Repeat the entries below exactly as they appear, with no pictures.

━━ Given records

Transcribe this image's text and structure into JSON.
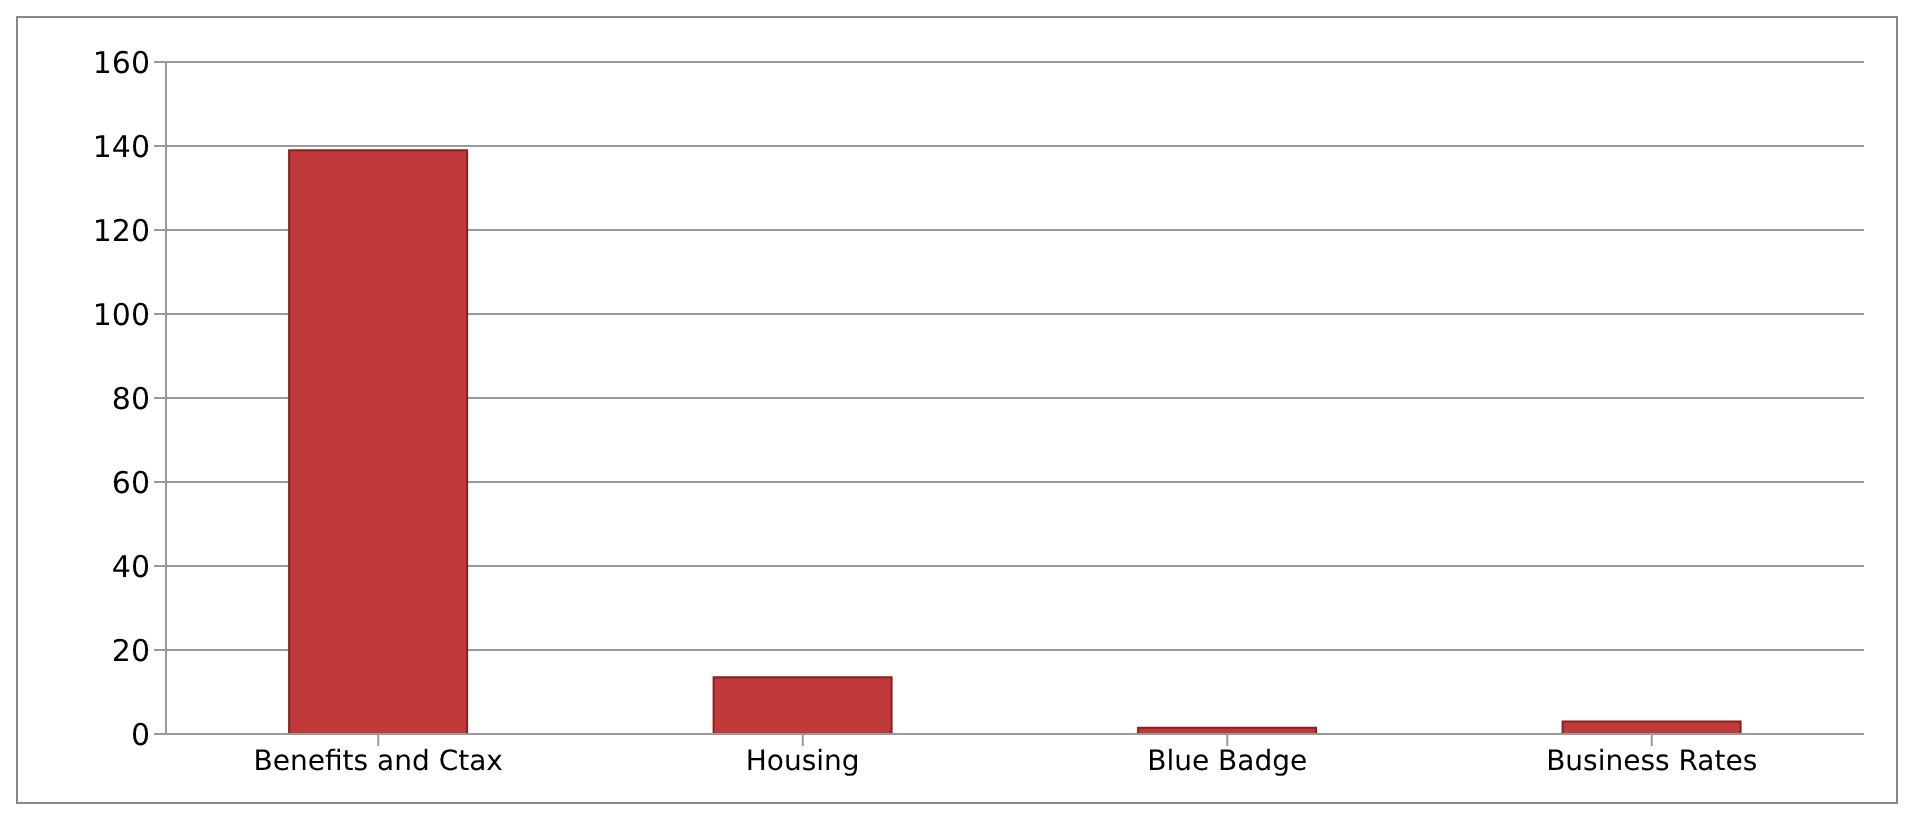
{
  "chart_data": {
    "type": "bar",
    "categories": [
      "Benefits and Ctax",
      "Housing",
      "Blue Badge",
      "Business Rates"
    ],
    "values": [
      139,
      13.5,
      1.5,
      3
    ],
    "color": "#c0393b",
    "ylim": [
      0,
      160
    ],
    "yticks": [
      0,
      20,
      40,
      60,
      80,
      100,
      120,
      140,
      160
    ],
    "grid": "y",
    "legend": false
  }
}
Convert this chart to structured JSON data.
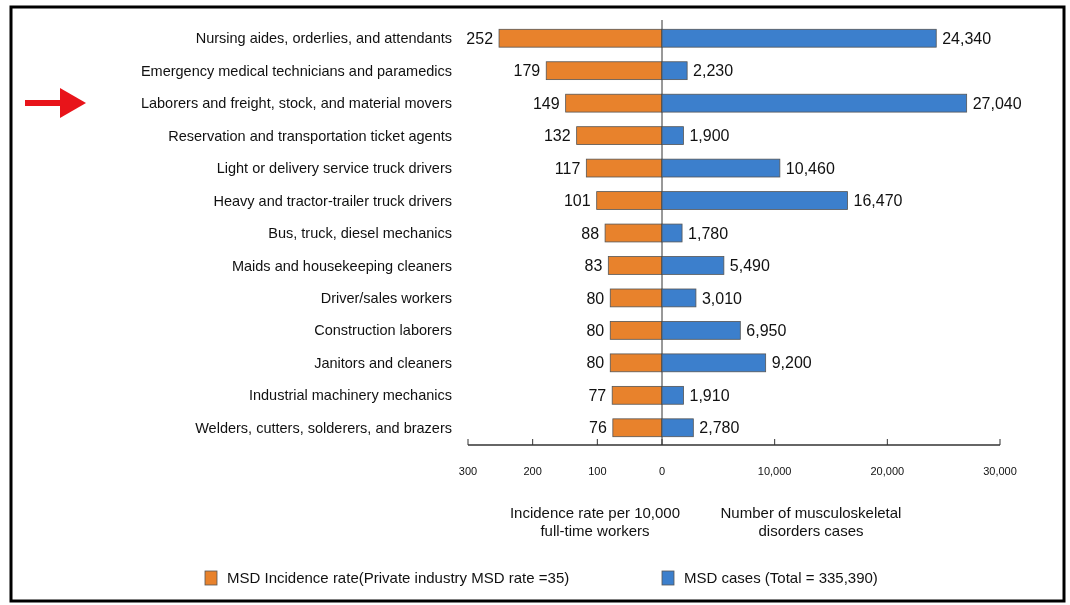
{
  "chart_data": [
    {
      "type": "bar",
      "orientation": "horizontal",
      "categories": [
        "Nursing aides, orderlies, and attendants",
        "Emergency medical technicians and paramedics",
        "Laborers and freight, stock, and material movers",
        "Reservation and transportation ticket agents",
        "Light or delivery service truck drivers",
        "Heavy and tractor-trailer truck drivers",
        "Bus, truck, diesel mechanics",
        "Maids and housekeeping cleaners",
        "Driver/sales workers",
        "Construction laborers",
        "Janitors and cleaners",
        "Industrial machinery mechanics",
        "Welders, cutters, solderers, and brazers"
      ],
      "series": [
        {
          "name": "MSD Incidence rate(Private industry  MSD rate =35)",
          "color": "#e8822c",
          "values": [
            252,
            179,
            149,
            132,
            117,
            101,
            88,
            83,
            80,
            80,
            80,
            77,
            76
          ]
        }
      ],
      "data_labels": true,
      "xlim": [
        300,
        0
      ],
      "xticks": [
        300,
        200,
        100,
        0
      ],
      "xlabel": "Incidence rate per 10,000 full-time workers",
      "legend": "bottom"
    },
    {
      "type": "bar",
      "orientation": "horizontal",
      "categories": [
        null,
        null,
        null,
        null,
        null,
        null,
        null,
        null,
        null,
        null,
        null,
        null,
        null
      ],
      "series": [
        {
          "name": "MSD cases (Total = 335,390)",
          "color": "#3c7fcc",
          "values": [
            24340,
            2230,
            27040,
            1900,
            10460,
            16470,
            1780,
            5490,
            3010,
            6950,
            9200,
            1910,
            2780
          ],
          "value_labels": [
            "24,340",
            "2,230",
            "27,040",
            "1,900",
            "10,460",
            "16,470",
            "1,780",
            "5,490",
            "3,010",
            "6,950",
            "9,200",
            "1,910",
            "2,780"
          ]
        }
      ],
      "xlim": [
        0,
        30000
      ],
      "xticks": [
        {
          "value": 10000,
          "label": "10,000"
        },
        {
          "value": 20000,
          "label": "20,000"
        },
        {
          "value": 30000,
          "label": "30,000"
        }
      ],
      "xlabel": "Number of musculoskeletal disorders cases",
      "tick_labels": "x",
      "legend": "bottom"
    }
  ]
}
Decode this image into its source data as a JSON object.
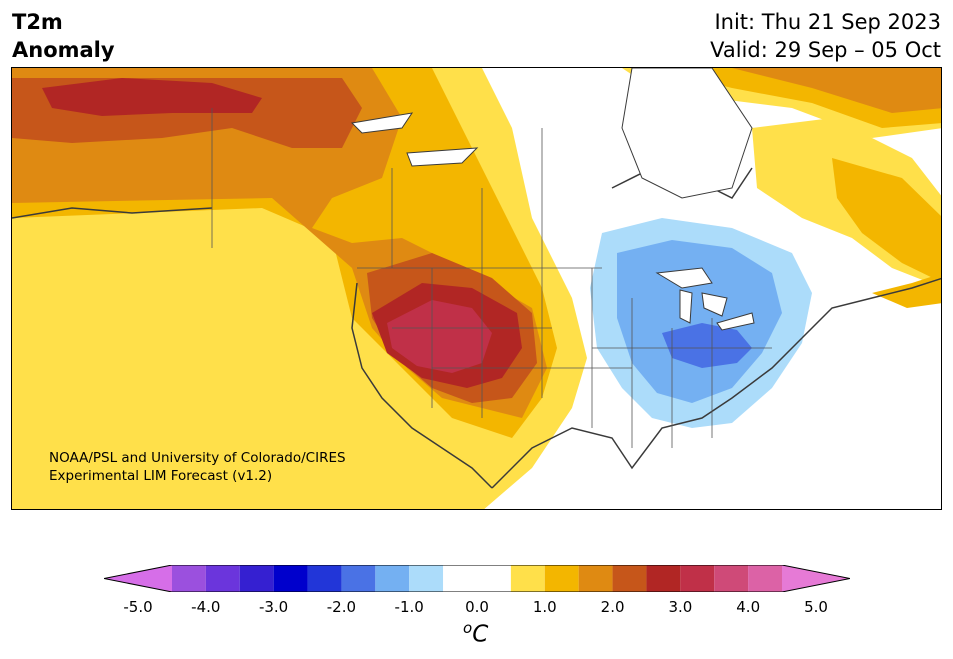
{
  "title_left": {
    "line1": "T2m",
    "line2": "Anomaly"
  },
  "title_right": {
    "line1": "Init: Thu 21 Sep 2023",
    "line2": "Valid: 29 Sep – 05 Oct"
  },
  "credit": {
    "line1": "NOAA/PSL and University of Colorado/CIRES",
    "line2": "Experimental LIM Forecast (v1.2)"
  },
  "colorbar": {
    "colors": [
      "#d66ee8",
      "#9b50de",
      "#6b35dc",
      "#3520d1",
      "#0000cc",
      "#2236d8",
      "#4a72e5",
      "#74b0f2",
      "#acdcfa",
      "#ffffff",
      "#ffffff",
      "#ffe04a",
      "#f3b600",
      "#df8a12",
      "#c6561a",
      "#b12624",
      "#c03048",
      "#cf4a78",
      "#dc62a6",
      "#e67ad6"
    ],
    "ticks": [
      "-5.0",
      "-4.0",
      "-3.0",
      "-2.0",
      "-1.0",
      "0.0",
      "1.0",
      "2.0",
      "3.0",
      "4.0",
      "5.0"
    ],
    "unit_base": "C",
    "unit_sup": "o"
  }
}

━━━━

> **Problem solution**
Transcribe this image's text and structure into JSON.
{
  "chart_data": {
    "type": "bar",
    "categories": [
      "Benefits and Ctax",
      "Housing",
      "Blue Badge",
      "Business Rates"
    ],
    "values": [
      139,
      13.5,
      1.5,
      3
    ],
    "color": "#c0393b",
    "ylim": [
      0,
      160
    ],
    "yticks": [
      0,
      20,
      40,
      60,
      80,
      100,
      120,
      140,
      160
    ],
    "grid": "y",
    "legend": false
  }
}
Convert this chart to structured JSON data.
{
  "chart_data": [
    {
      "type": "bar",
      "orientation": "horizontal",
      "categories": [
        "Nursing aides, orderlies, and attendants",
        "Emergency medical technicians and paramedics",
        "Laborers and freight, stock, and material movers",
        "Reservation and transportation ticket agents",
        "Light or delivery service truck drivers",
        "Heavy and tractor-trailer truck drivers",
        "Bus, truck, diesel mechanics",
        "Maids and housekeeping cleaners",
        "Driver/sales workers",
        "Construction laborers",
        "Janitors and cleaners",
        "Industrial machinery mechanics",
        "Welders, cutters, solderers, and brazers"
      ],
      "series": [
        {
          "name": "MSD Incidence rate(Private industry  MSD rate =35)",
          "color": "#e8822c",
          "values": [
            252,
            179,
            149,
            132,
            117,
            101,
            88,
            83,
            80,
            80,
            80,
            77,
            76
          ]
        }
      ],
      "data_labels": true,
      "xlim": [
        300,
        0
      ],
      "xticks": [
        300,
        200,
        100,
        0
      ],
      "xlabel": "Incidence rate per 10,000 full-time workers",
      "legend": "bottom"
    },
    {
      "type": "bar",
      "orientation": "horizontal",
      "categories": [
        null,
        null,
        null,
        null,
        null,
        null,
        null,
        null,
        null,
        null,
        null,
        null,
        null
      ],
      "series": [
        {
          "name": "MSD cases (Total = 335,390)",
          "color": "#3c7fcc",
          "values": [
            24340,
            2230,
            27040,
            1900,
            10460,
            16470,
            1780,
            5490,
            3010,
            6950,
            9200,
            1910,
            2780
          ],
          "value_labels": [
            "24,340",
            "2,230",
            "27,040",
            "1,900",
            "10,460",
            "16,470",
            "1,780",
            "5,490",
            "3,010",
            "6,950",
            "9,200",
            "1,910",
            "2,780"
          ]
        }
      ],
      "xlim": [
        0,
        30000
      ],
      "xticks": [
        {
          "value": 10000,
          "label": "10,000"
        },
        {
          "value": 20000,
          "label": "20,000"
        },
        {
          "value": 30000,
          "label": "30,000"
        }
      ],
      "xlabel": "Number of musculoskeletal disorders cases",
      "tick_labels": "x",
      "legend": "bottom"
    }
  ]
}
Decode this image into its source data as a JSON object.
{
  "title_left": {
    "line1": "T2m",
    "line2": "Anomaly"
  },
  "title_right": {
    "line1": "Init: Thu 21 Sep 2023",
    "line2": "Valid: 29 Sep – 05 Oct"
  },
  "credit": {
    "line1": "NOAA/PSL and University of Colorado/CIRES",
    "line2": "Experimental LIM Forecast (v1.2)"
  },
  "colorbar": {
    "colors": [
      "#d66ee8",
      "#9b50de",
      "#6b35dc",
      "#3520d1",
      "#0000cc",
      "#2236d8",
      "#4a72e5",
      "#74b0f2",
      "#acdcfa",
      "#ffffff",
      "#ffffff",
      "#ffe04a",
      "#f3b600",
      "#df8a12",
      "#c6561a",
      "#b12624",
      "#c03048",
      "#cf4a78",
      "#dc62a6",
      "#e67ad6"
    ],
    "ticks": [
      "-5.0",
      "-4.0",
      "-3.0",
      "-2.0",
      "-1.0",
      "0.0",
      "1.0",
      "2.0",
      "3.0",
      "4.0",
      "5.0"
    ],
    "unit_base": "C",
    "unit_sup": "o"
  }
}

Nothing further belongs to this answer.